> _Exercise requirements_
Pull every line with the word "icon" out of the entries below.

> _Stored data_
-=-=-=-=-

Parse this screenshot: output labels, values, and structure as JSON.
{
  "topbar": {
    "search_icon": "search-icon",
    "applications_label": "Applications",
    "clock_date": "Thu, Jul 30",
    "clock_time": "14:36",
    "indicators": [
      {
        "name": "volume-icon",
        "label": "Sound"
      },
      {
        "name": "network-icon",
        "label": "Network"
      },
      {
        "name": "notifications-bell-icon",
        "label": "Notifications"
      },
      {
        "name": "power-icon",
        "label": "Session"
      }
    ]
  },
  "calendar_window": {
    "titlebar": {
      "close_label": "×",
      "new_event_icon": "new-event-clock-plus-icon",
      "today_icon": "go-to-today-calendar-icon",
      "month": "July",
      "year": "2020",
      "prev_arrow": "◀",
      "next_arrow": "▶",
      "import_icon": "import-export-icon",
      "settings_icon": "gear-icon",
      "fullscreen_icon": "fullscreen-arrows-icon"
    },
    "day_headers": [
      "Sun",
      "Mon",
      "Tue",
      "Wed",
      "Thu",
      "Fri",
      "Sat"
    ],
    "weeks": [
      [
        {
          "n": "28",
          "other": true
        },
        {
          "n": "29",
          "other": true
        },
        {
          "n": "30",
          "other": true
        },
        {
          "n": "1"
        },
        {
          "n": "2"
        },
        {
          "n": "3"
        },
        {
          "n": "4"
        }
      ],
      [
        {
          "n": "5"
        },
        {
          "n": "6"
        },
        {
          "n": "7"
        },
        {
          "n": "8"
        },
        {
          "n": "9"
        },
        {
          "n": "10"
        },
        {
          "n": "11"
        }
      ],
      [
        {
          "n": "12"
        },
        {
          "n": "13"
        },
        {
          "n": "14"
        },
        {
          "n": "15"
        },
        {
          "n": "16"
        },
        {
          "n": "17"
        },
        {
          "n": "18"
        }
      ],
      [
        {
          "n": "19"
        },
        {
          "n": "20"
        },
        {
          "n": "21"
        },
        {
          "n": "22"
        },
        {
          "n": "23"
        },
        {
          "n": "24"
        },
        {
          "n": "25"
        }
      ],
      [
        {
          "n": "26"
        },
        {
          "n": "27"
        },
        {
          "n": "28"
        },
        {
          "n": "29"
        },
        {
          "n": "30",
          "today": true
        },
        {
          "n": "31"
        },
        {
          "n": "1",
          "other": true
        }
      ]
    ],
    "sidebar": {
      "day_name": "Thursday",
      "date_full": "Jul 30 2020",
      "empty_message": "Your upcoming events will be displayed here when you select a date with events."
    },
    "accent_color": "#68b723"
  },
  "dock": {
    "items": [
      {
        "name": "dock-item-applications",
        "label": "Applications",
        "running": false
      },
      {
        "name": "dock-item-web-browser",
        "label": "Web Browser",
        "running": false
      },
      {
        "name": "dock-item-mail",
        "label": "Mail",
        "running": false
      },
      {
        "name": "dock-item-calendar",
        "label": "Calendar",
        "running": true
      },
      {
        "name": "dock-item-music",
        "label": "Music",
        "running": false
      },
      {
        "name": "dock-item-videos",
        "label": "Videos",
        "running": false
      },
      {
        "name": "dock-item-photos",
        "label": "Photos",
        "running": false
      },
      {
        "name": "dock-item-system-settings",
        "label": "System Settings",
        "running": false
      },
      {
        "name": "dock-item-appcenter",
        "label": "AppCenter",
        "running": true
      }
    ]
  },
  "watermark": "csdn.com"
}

-=-=-=-=-

> _Response_
    "search_icon": "search-icon",
        "name": "volume-icon",
        "name": "network-icon",
        "name": "notifications-bell-icon",
        "name": "power-icon",
      "new_event_icon": "new-event-clock-plus-icon",
      "today_icon": "go-to-today-calendar-icon",
      "import_icon": "import-export-icon",
      "settings_icon": "gear-icon",
      "fullscreen_icon": "fullscreen-arrows-icon"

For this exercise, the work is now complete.